Work to do:
1) From the text on scaling a Kafka cluster, list the factors it gives that can cause decommissioning to fail.
2) Answer these from the text on scaling a Kafka cluster:
(a) What happens to reads and writes on the cluster while partitions are being reassigned?
(b) Which message appears if you try to add a new stream service node when not all nodes are available?
(c) Is the cluster available while Kafka synchronizes partitions for a node that was temporarily unavailable?

Text:
Manage a Kafka cluster connected to Pega Platform™ to adjust the database to your needs.
Scaling a Kafka cluster
Modify the size of your Kafka cluster by performing the following procedures:
- Reassigning partitions
- Adding a new node
- Starting a temporarily unavailable node
- Decommissioning a node
- Replacing a node
- Changing the replication factor
- Changing the number of partitions
- Deleting a data set
- Truncating a data set
Reassigning a partition
Assign partitions to Kafka nodes to grow and shrink Kafka clusters, to change the number of partitions, and to change the replication factor. During the partition reassignment process, the cluster becomes unavailable for reads and writes.
- Generate a reassignment map structure (a ring-like partition).
- Submit the map structure to Zookeper.
Kafka detects the change and performs rebalancing. Partitions are distributed evenly in the cluster according to the round-robin partition assignment algorithm.
Adding a new node
- Ensure that all nodes are available.
- Add a new Kafka node.
Note: If not all nodes are available, the JOINING_FAILED message appears when you try to add a new stream service node.
When a new node is added, the reassignment is started and the partitions are redistributed across all available nodes. To rebalance data among brokers, some data is moved from existing nodes to the new node.
Starting a temporarily unavailable node
When a node has been temporarily unavailable, Kafka synchronizes the existing partitions automatically, if replicas exist. The synchronization occurs in the background, and the cluster is available throughout that process.
Decommissioning a Stream service node triggers the Kafka partition reassignment. Decommissioning is not a very stable procedure that can fail because of many factors, such as:
- Network issues
- A broker failure during the reassignment
- Existing offline partitions.
To decommission a node, complete one of the following processes, depending on the node status:
Decommissioning a normal or stopped node
If the node is up and normal or stopped, perform the following actions:
- Reassign the partitions.
- Shut down the Kafka cluster.
- To prevent issues when you add the node back in the future, delete data folders.
Note: This operation is allowed only if the decommission does not lead to data loss.
Decommissioning an unavailable node
- If you can bring up the node, when the cluster status returns to normal, run partition reassignment.
- If you cannot bring the node up, warn the users about the data loss (not implemented), and then run partition reassignment.
With enough replicas, you do not need to warn the users about the data loss.
Decommissioning the last node
- Warn the users about the data loss (not implemented).
- Remove all metadata topics.
- Remove the Kafka cluster data.
Replacing a node
Replace a node by completing one of the following processes that applies to your scenario:
- If you have an old volume attached, the node starts as a known node that has been temporarily unavailable.
- If you do not have an attached volume, but enough replicas, add the node as a new node.
- If you do not have an attached volume and not enough replicas, add the node as a new node.
Note: If you have two nodes, one of which is in the UNAVAILABLE status, the node that you add gets the JOINING_FAILED status. To resolve that issue, start the unreachable node to recover the data, or decommission the unavailable node.

Provided records:
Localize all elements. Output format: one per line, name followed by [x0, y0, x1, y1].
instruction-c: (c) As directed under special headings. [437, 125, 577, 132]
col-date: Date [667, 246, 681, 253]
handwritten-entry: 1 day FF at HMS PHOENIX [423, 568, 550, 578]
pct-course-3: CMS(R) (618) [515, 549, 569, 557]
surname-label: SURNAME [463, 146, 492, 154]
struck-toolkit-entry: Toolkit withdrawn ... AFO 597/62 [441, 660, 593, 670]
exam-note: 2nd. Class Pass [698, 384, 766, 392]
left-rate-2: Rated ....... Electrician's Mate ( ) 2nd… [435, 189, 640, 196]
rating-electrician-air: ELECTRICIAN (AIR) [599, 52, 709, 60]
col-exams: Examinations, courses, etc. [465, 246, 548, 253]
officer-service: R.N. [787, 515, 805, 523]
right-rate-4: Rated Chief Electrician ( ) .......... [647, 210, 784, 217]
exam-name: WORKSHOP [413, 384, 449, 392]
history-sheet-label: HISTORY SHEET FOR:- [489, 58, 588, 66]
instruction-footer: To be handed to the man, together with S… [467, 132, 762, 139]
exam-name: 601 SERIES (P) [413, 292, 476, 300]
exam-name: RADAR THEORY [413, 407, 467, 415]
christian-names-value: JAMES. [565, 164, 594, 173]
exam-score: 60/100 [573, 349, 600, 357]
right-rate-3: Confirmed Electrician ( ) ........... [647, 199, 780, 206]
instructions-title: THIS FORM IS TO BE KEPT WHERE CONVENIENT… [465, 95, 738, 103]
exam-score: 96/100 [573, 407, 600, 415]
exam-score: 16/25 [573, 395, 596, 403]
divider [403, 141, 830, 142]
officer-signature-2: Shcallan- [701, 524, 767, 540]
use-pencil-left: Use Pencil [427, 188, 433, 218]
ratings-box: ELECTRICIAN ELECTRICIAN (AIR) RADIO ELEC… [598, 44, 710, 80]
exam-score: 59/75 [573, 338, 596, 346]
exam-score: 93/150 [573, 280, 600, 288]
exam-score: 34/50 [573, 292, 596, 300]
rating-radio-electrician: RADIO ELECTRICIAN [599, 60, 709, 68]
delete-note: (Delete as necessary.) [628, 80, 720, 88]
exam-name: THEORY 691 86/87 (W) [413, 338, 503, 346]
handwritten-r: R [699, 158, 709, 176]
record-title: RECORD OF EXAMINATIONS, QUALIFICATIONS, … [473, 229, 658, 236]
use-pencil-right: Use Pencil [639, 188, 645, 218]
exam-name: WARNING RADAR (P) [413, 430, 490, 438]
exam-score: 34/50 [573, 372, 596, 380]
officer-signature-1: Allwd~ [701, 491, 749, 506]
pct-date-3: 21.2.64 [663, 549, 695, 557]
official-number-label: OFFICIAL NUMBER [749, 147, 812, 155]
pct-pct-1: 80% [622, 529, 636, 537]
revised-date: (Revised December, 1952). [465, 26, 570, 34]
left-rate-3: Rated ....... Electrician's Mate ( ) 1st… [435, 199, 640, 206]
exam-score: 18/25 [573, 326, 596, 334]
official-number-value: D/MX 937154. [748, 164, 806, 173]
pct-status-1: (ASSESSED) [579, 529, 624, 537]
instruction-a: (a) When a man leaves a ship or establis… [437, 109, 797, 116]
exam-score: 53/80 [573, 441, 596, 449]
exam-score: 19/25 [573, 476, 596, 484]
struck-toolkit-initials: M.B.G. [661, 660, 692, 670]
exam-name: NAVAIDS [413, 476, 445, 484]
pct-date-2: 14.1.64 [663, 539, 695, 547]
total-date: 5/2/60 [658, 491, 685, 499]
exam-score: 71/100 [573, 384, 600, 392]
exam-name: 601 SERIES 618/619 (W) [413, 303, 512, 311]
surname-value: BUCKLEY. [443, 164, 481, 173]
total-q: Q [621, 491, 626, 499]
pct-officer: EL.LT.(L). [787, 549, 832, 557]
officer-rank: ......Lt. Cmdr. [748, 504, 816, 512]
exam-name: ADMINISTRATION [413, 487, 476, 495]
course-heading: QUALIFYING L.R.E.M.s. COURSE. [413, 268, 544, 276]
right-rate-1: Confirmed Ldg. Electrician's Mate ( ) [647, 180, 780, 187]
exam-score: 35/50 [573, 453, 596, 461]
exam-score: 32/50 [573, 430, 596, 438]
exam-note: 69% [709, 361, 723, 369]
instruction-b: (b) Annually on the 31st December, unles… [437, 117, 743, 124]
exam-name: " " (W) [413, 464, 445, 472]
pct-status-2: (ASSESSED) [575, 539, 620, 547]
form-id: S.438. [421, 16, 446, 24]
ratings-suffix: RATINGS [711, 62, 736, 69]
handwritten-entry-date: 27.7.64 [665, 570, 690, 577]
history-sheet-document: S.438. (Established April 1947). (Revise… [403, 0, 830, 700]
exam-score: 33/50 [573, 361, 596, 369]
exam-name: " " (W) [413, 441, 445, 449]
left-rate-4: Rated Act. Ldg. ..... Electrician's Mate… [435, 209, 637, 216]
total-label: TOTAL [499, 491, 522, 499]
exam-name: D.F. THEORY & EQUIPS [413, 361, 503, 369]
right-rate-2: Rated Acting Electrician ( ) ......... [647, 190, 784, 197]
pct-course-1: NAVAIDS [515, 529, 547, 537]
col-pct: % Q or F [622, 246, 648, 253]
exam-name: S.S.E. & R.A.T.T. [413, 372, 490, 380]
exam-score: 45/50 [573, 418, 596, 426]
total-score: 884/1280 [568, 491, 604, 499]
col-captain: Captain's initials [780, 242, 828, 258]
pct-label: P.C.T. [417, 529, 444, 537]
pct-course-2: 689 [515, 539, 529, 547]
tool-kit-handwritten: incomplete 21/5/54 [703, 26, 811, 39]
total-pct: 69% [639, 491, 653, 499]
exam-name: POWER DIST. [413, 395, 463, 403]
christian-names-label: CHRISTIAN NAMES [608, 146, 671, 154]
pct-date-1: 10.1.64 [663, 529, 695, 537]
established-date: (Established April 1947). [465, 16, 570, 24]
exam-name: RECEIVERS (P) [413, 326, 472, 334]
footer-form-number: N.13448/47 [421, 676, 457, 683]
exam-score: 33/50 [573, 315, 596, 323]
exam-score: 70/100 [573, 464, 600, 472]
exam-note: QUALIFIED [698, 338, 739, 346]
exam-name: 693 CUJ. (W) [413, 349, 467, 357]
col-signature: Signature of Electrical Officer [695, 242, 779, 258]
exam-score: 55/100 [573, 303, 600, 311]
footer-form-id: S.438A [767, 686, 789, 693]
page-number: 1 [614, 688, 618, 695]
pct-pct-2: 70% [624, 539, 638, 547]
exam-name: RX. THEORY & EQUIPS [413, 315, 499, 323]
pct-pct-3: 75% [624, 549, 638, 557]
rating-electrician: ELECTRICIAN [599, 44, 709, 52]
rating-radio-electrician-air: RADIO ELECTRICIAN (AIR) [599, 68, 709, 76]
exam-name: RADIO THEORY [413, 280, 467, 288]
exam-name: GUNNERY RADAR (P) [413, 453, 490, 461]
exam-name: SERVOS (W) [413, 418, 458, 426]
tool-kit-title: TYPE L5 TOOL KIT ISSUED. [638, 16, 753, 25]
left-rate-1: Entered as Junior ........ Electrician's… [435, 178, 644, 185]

Task-by-task results:
1)
- Network issues
- A broker failure during the reassignment
- Existing offline partitions

2)
(a) The cluster becomes unavailable for reads and writes.
(b) The JOINING_FAILED message.
(c) Yes. The synchronization runs in the background, and the cluster stays available throughout.